Items
* BEGIN *

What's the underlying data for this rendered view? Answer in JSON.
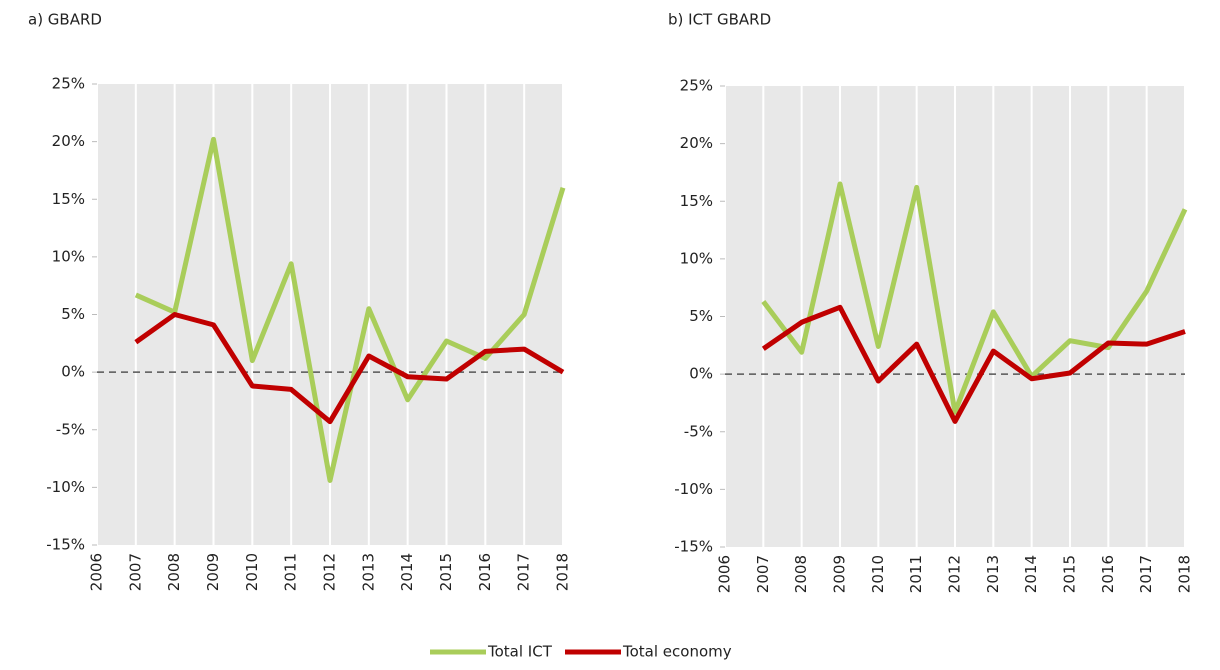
{
  "chart_data": [
    {
      "type": "line",
      "title": "a) GBARD",
      "x": [
        2007,
        2008,
        2009,
        2010,
        2011,
        2012,
        2013,
        2014,
        2015,
        2016,
        2017,
        2018
      ],
      "series": [
        {
          "name": "Total ICT",
          "color": "#a9cd5a",
          "values": [
            6.7,
            5.2,
            20.2,
            1.0,
            9.4,
            -9.4,
            5.5,
            -2.4,
            2.7,
            1.2,
            5.0,
            16.0
          ]
        },
        {
          "name": "Total economy",
          "color": "#c00000",
          "values": [
            2.6,
            5.0,
            4.1,
            -1.2,
            -1.5,
            -4.3,
            1.4,
            -0.4,
            -0.6,
            1.8,
            2.0,
            0.0
          ]
        }
      ],
      "xlim": [
        2006,
        2018
      ],
      "xticks": [
        2006,
        2007,
        2008,
        2009,
        2010,
        2011,
        2012,
        2013,
        2014,
        2015,
        2016,
        2017,
        2018
      ],
      "ylim": [
        -15,
        25
      ],
      "yticks": [
        {
          "value": -15,
          "label": "-15%"
        },
        {
          "value": -10,
          "label": "-10%"
        },
        {
          "value": -5,
          "label": "-5%"
        },
        {
          "value": 0,
          "label": "0%"
        },
        {
          "value": 5,
          "label": "5%"
        },
        {
          "value": 10,
          "label": "10%"
        },
        {
          "value": 15,
          "label": "15%"
        },
        {
          "value": 20,
          "label": "20%"
        },
        {
          "value": 25,
          "label": "25%"
        }
      ],
      "grid": "x",
      "reference_line": 0,
      "legend": "bottom"
    },
    {
      "type": "line",
      "title": "b) ICT GBARD",
      "x": [
        2007,
        2008,
        2009,
        2010,
        2011,
        2012,
        2013,
        2014,
        2015,
        2016,
        2017,
        2018
      ],
      "series": [
        {
          "color": "#a9cd5a",
          "values": [
            6.3,
            1.9,
            16.5,
            2.4,
            16.2,
            -3.3,
            5.4,
            -0.2,
            2.9,
            2.3,
            7.2,
            14.3
          ]
        },
        {
          "color": "#c00000",
          "values": [
            2.2,
            4.5,
            5.8,
            -0.6,
            2.6,
            -4.1,
            2.0,
            -0.4,
            0.1,
            2.7,
            2.6,
            3.7
          ]
        }
      ],
      "xlim": [
        2006,
        2018
      ],
      "xticks": [
        2006,
        2007,
        2008,
        2009,
        2010,
        2011,
        2012,
        2013,
        2014,
        2015,
        2016,
        2017,
        2018
      ],
      "ylim": [
        -15,
        25
      ],
      "yticks": [
        {
          "value": -15,
          "label": "-15%"
        },
        {
          "value": -10,
          "label": "-10%"
        },
        {
          "value": -5,
          "label": "-5%"
        },
        {
          "value": 0,
          "label": "0%"
        },
        {
          "value": 5,
          "label": "5%"
        },
        {
          "value": 10,
          "label": "10%"
        },
        {
          "value": 15,
          "label": "15%"
        },
        {
          "value": 20,
          "label": "20%"
        },
        {
          "value": 25,
          "label": "25%"
        }
      ],
      "grid": "x",
      "reference_line": 0
    }
  ]
}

* END *

Aim of the task
All records above are to be printed exactly, minus the pictures they contain.

The completed task
What's the underlying data for this rendered view? Answer in JSON.
{
  "chart_data": [
    {
      "type": "line",
      "title": "a) GBARD",
      "x": [
        2007,
        2008,
        2009,
        2010,
        2011,
        2012,
        2013,
        2014,
        2015,
        2016,
        2017,
        2018
      ],
      "series": [
        {
          "name": "Total ICT",
          "color": "#a9cd5a",
          "values": [
            6.7,
            5.2,
            20.2,
            1.0,
            9.4,
            -9.4,
            5.5,
            -2.4,
            2.7,
            1.2,
            5.0,
            16.0
          ]
        },
        {
          "name": "Total economy",
          "color": "#c00000",
          "values": [
            2.6,
            5.0,
            4.1,
            -1.2,
            -1.5,
            -4.3,
            1.4,
            -0.4,
            -0.6,
            1.8,
            2.0,
            0.0
          ]
        }
      ],
      "xlim": [
        2006,
        2018
      ],
      "xticks": [
        2006,
        2007,
        2008,
        2009,
        2010,
        2011,
        2012,
        2013,
        2014,
        2015,
        2016,
        2017,
        2018
      ],
      "ylim": [
        -15,
        25
      ],
      "yticks": [
        {
          "value": -15,
          "label": "-15%"
        },
        {
          "value": -10,
          "label": "-10%"
        },
        {
          "value": -5,
          "label": "-5%"
        },
        {
          "value": 0,
          "label": "0%"
        },
        {
          "value": 5,
          "label": "5%"
        },
        {
          "value": 10,
          "label": "10%"
        },
        {
          "value": 15,
          "label": "15%"
        },
        {
          "value": 20,
          "label": "20%"
        },
        {
          "value": 25,
          "label": "25%"
        }
      ],
      "grid": "x",
      "reference_line": 0,
      "legend": "bottom"
    },
    {
      "type": "line",
      "title": "b) ICT GBARD",
      "x": [
        2007,
        2008,
        2009,
        2010,
        2011,
        2012,
        2013,
        2014,
        2015,
        2016,
        2017,
        2018
      ],
      "series": [
        {
          "color": "#a9cd5a",
          "values": [
            6.3,
            1.9,
            16.5,
            2.4,
            16.2,
            -3.3,
            5.4,
            -0.2,
            2.9,
            2.3,
            7.2,
            14.3
          ]
        },
        {
          "color": "#c00000",
          "values": [
            2.2,
            4.5,
            5.8,
            -0.6,
            2.6,
            -4.1,
            2.0,
            -0.4,
            0.1,
            2.7,
            2.6,
            3.7
          ]
        }
      ],
      "xlim": [
        2006,
        2018
      ],
      "xticks": [
        2006,
        2007,
        2008,
        2009,
        2010,
        2011,
        2012,
        2013,
        2014,
        2015,
        2016,
        2017,
        2018
      ],
      "ylim": [
        -15,
        25
      ],
      "yticks": [
        {
          "value": -15,
          "label": "-15%"
        },
        {
          "value": -10,
          "label": "-10%"
        },
        {
          "value": -5,
          "label": "-5%"
        },
        {
          "value": 0,
          "label": "0%"
        },
        {
          "value": 5,
          "label": "5%"
        },
        {
          "value": 10,
          "label": "10%"
        },
        {
          "value": 15,
          "label": "15%"
        },
        {
          "value": 20,
          "label": "20%"
        },
        {
          "value": 25,
          "label": "25%"
        }
      ],
      "grid": "x",
      "reference_line": 0
    }
  ]
}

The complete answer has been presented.